Aim: Using the data below, copy each line that includes the word "have".

start Stored records

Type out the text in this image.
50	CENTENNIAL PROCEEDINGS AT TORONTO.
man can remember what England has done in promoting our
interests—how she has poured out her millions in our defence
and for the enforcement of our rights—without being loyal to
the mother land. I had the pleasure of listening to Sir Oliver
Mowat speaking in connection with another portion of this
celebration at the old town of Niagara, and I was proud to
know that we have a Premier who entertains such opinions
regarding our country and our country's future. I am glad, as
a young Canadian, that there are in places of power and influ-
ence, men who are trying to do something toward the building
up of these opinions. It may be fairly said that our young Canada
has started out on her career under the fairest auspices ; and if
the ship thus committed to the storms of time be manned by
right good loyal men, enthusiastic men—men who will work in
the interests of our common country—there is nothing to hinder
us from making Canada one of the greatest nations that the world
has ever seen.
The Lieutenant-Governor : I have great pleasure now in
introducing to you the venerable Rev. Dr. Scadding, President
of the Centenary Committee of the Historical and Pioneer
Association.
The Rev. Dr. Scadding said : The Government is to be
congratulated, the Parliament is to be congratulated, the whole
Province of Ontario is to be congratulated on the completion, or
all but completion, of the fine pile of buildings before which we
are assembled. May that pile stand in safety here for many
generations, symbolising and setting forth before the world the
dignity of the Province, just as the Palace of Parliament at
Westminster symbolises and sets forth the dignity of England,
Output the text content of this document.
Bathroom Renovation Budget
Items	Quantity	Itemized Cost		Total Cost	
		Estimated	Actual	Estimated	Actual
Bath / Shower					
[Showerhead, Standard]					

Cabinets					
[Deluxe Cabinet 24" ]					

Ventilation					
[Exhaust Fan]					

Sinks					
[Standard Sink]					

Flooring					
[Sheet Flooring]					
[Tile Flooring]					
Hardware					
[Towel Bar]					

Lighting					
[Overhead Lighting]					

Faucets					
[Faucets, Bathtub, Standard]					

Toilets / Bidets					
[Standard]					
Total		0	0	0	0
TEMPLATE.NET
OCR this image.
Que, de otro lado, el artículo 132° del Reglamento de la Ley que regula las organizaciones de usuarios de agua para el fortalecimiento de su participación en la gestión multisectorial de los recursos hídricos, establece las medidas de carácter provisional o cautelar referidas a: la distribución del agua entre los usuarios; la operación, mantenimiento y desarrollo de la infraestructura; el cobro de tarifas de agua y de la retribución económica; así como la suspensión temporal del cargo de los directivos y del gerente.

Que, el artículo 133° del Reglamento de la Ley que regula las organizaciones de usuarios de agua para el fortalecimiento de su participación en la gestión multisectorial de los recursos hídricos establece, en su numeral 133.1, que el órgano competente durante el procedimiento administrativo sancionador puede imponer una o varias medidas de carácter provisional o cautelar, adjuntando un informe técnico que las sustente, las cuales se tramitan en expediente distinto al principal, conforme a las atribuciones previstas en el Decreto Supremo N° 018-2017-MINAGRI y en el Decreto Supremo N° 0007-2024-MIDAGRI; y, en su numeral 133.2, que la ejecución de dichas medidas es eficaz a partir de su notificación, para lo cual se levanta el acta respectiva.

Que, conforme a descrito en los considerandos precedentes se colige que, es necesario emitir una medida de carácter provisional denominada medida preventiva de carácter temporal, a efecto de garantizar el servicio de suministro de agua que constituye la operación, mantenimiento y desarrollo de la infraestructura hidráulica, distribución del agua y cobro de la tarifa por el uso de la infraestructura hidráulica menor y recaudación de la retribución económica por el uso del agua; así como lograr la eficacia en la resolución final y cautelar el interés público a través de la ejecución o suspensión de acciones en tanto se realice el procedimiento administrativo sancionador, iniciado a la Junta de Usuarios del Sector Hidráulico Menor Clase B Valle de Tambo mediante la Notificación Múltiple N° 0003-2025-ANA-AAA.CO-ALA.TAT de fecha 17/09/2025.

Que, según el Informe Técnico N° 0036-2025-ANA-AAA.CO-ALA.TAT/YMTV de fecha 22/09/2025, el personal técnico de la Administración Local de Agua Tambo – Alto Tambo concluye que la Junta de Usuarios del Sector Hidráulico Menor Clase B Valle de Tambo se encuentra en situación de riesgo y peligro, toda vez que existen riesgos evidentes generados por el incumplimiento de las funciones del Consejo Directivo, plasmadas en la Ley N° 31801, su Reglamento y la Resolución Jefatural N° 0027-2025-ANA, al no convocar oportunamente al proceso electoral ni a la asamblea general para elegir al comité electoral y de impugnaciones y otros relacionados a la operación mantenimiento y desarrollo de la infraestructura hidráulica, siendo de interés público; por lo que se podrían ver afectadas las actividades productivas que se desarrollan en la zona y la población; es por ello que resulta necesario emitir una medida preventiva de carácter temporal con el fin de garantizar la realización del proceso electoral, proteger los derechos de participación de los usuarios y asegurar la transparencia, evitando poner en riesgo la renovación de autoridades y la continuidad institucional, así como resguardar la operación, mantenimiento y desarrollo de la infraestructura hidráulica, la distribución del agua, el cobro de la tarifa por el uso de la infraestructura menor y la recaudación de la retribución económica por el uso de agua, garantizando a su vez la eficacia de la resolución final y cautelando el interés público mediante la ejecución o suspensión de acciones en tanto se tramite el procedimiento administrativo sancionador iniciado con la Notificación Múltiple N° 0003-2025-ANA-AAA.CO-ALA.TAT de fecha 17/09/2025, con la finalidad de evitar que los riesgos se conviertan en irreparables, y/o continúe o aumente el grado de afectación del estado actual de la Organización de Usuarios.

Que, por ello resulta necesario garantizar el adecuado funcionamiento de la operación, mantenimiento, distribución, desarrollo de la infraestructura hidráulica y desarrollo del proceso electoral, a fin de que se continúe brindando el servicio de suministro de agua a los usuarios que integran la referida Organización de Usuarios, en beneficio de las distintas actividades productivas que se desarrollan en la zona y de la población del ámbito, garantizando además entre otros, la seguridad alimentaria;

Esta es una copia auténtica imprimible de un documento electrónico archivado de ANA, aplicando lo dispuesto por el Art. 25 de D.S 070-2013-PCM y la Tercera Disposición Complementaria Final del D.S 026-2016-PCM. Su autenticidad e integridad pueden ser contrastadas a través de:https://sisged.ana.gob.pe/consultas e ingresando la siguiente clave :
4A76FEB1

end Stored records

Full solution:
know that we have a Premier who entertains such opinions
The Lieutenant-Governor : I have great pleasure now in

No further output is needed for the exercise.